- [Work instructions]: Do not copy the pictures; transcribe all other material exactly.

- [Extracted data]:
==========

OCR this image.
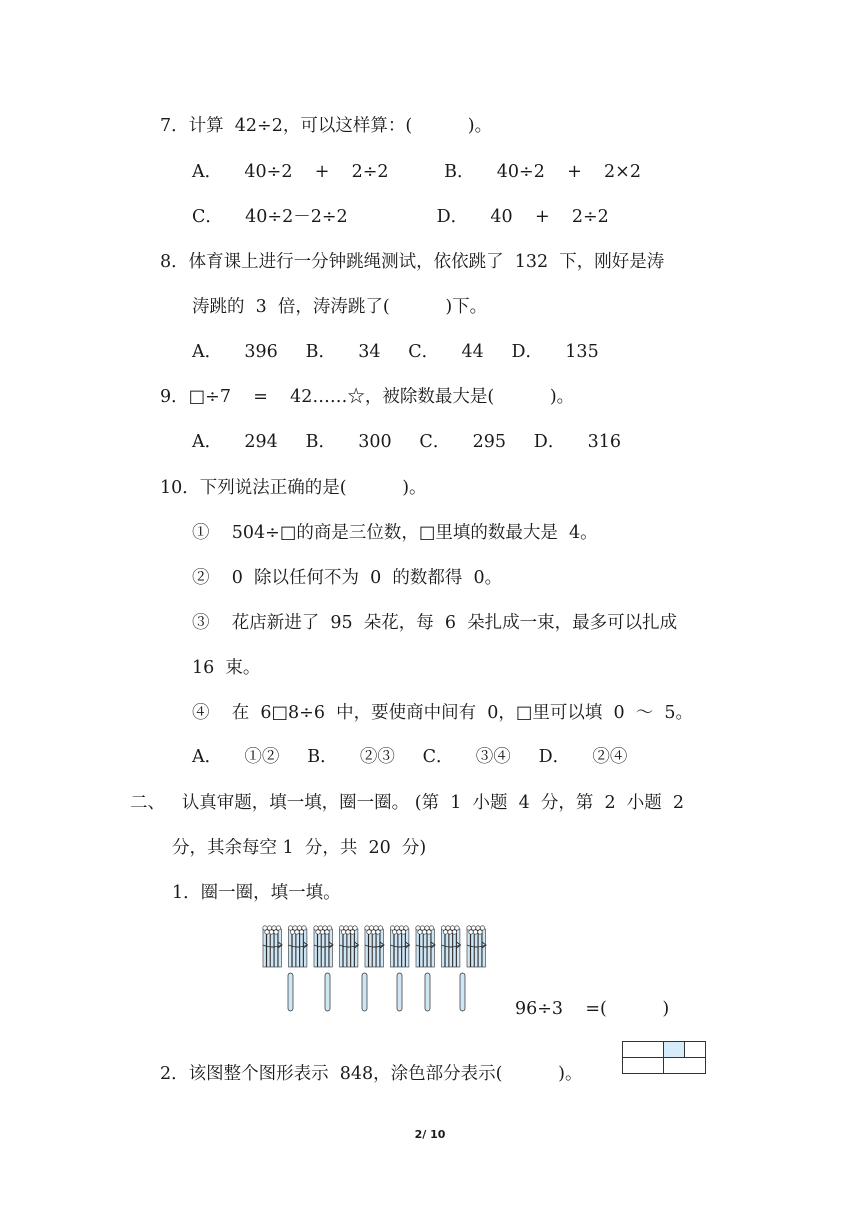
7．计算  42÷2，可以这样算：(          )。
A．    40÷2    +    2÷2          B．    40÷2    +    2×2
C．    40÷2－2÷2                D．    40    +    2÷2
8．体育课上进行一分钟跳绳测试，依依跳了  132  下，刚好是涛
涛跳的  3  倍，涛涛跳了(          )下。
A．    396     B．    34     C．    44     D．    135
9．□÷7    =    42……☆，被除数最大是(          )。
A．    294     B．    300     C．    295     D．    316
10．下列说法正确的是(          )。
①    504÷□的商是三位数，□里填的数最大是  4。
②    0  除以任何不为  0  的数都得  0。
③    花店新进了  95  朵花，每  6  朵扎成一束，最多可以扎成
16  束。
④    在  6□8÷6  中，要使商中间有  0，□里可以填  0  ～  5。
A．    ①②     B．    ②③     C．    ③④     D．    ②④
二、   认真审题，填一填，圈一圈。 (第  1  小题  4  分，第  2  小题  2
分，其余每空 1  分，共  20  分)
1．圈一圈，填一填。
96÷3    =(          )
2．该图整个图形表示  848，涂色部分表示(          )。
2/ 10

==========

- [Final result]:
OCR this image.
7．计算  42÷2，可以这样算：(          )。
A．    40÷2    +    2÷2          B．    40÷2    +    2×2
C．    40÷2－2÷2                D．    40    +    2÷2
8．体育课上进行一分钟跳绳测试，依依跳了  132  下，刚好是涛
涛跳的  3  倍，涛涛跳了(          )下。
A．    396     B．    34     C．    44     D．    135
9．□÷7    =    42……☆，被除数最大是(          )。
A．    294     B．    300     C．    295     D．    316
10．下列说法正确的是(          )。
①    504÷□的商是三位数，□里填的数最大是  4。
②    0  除以任何不为  0  的数都得  0。
③    花店新进了  95  朵花，每  6  朵扎成一束，最多可以扎成
16  束。
④    在  6□8÷6  中，要使商中间有  0，□里可以填  0  ～  5。
A．    ①②     B．    ②③     C．    ③④     D．    ②④
二、   认真审题，填一填，圈一圈。 (第  1  小题  4  分，第  2  小题  2
分，其余每空 1  分，共  20  分)
1．圈一圈，填一填。
96÷3    =(          )
2．该图整个图形表示  848，涂色部分表示(          )。
2/ 10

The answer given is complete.